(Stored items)
──────────────────────────────
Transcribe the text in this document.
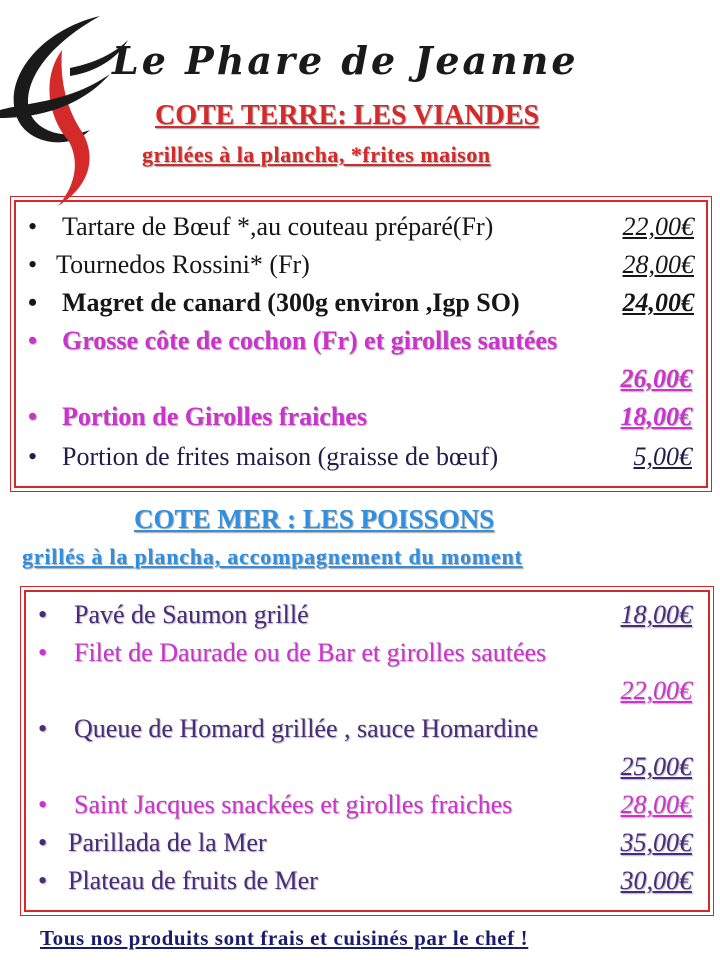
Le Phare de Jeanne
COTE TERRE: LES VIANDES
grillées à la plancha, *frites maison
• Tartare de Bœuf *,au couteau préparé(Fr)	22,00€
• Tournedos Rossini* (Fr)	28,00€
• Magret de canard (300g environ ,Igp SO)	24,00€
• Grosse côte de cochon (Fr) et girolles sautées
26,00€
• Portion de Girolles fraiches	18,00€
• Portion de frites maison (graisse de bœuf)	5,00€
COTE MER : LES POISSONS
grillés à la plancha, accompagnement du moment
• Pavé de Saumon grillé	18,00€
• Filet de Daurade ou de Bar et girolles sautées
22,00€
• Queue de Homard grillée , sauce Homardine
25,00€
• Saint Jacques snackées et girolles fraiches	28,00€
• Parillada de la Mer	35,00€
• Plateau de fruits de Mer	30,00€
Tous nos produits sont frais et cuisinés par le chef !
──────────────────────────────
* [Written problem]:
Copy the listing word for word, excluding its pictures.

* [Reply]:
Transcribe the text in this document.
Le Phare de Jeanne
COTE TERRE: LES VIANDES
grillées à la plancha, *frites maison
• Tartare de Bœuf *,au couteau préparé(Fr)	22,00€
• Tournedos Rossini* (Fr)	28,00€
• Magret de canard (300g environ ,Igp SO)	24,00€
• Grosse côte de cochon (Fr) et girolles sautées
26,00€
• Portion de Girolles fraiches	18,00€
• Portion de frites maison (graisse de bœuf)	5,00€
COTE MER : LES POISSONS
grillés à la plancha, accompagnement du moment
• Pavé de Saumon grillé	18,00€
• Filet de Daurade ou de Bar et girolles sautées
22,00€
• Queue de Homard grillée , sauce Homardine
25,00€
• Saint Jacques snackées et girolles fraiches	28,00€
• Parillada de la Mer	35,00€
• Plateau de fruits de Mer	30,00€
Tous nos produits sont frais et cuisinés par le chef !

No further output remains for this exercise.